**Exercise:**
Restate the whole of the material. Keep every word, and drop the pictures.

**Material provided:**
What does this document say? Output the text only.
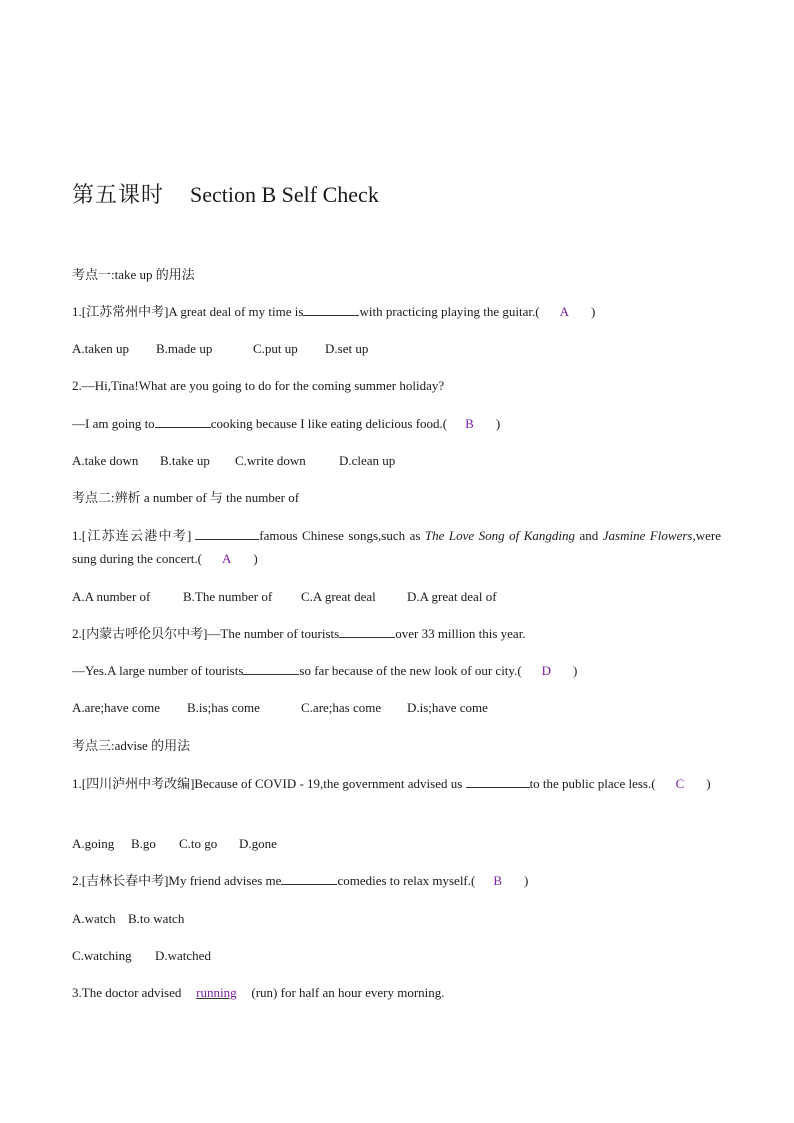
第五课时 Section B Self Check
考点一:take up 的用法
1.[江苏常州中考]A great deal of my time is	with practicing playing the guitar.( A )
A.taken up B.made up	C.put up D.set up
2.—Hi,Tina!What are you going to do for the coming summer holiday?
—I am going to	cooking because I like eating delicious food.( B )
A.take down B.take up C.write down	D.clean up
考点二:辨析 a number of 与 the number of
1.[江苏连云港中考]	famous Chinese songs,such as The Love Song of Kangding and Jasmine Flowers,were sung during the concert.( A )
A.A number of	B.The number of C.A great deal D.A great deal of
2.[内蒙古呼伦贝尔中考]—The number of tourists	over 33 million this year.
—Yes.A large number of tourists	so far because of the new look of our city.( D )
A.are;have come B.is;has come	C.are;has come D.is;have come
考点三:advise 的用法
1.[四川泸州中考改编]Because of COVID - 19,the government advised us	to the public place less.( C )
A.going B.go C.to go D.gone
2.[吉林长春中考]My friend advises me	comedies to relax myself.( B )
A.watch B.to watch
C.watching D.watched
3.The doctor advised running (run) for half an hour every morning.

**Answer to the exercise:**
What does this document say? Output the text only.
第五课时 Section B Self Check
考点一:take up 的用法
1.[江苏常州中考]A great deal of my time is	with practicing playing the guitar.( A )
A.taken up B.made up	C.put up D.set up
2.—Hi,Tina!What are you going to do for the coming summer holiday?
—I am going to	cooking because I like eating delicious food.( B )
A.take down B.take up C.write down	D.clean up
考点二:辨析 a number of 与 the number of
1.[江苏连云港中考]	famous Chinese songs,such as The Love Song of Kangding and Jasmine Flowers,were sung during the concert.( A )
A.A number of	B.The number of C.A great deal D.A great deal of
2.[内蒙古呼伦贝尔中考]—The number of tourists	over 33 million this year.
—Yes.A large number of tourists	so far because of the new look of our city.( D )
A.are;have come B.is;has come	C.are;has come D.is;have come
考点三:advise 的用法
1.[四川泸州中考改编]Because of COVID - 19,the government advised us	to the public place less.( C )
A.going B.go C.to go D.gone
2.[吉林长春中考]My friend advises me	comedies to relax myself.( B )
A.watch B.to watch
C.watching D.watched
3.The doctor advised running (run) for half an hour every morning.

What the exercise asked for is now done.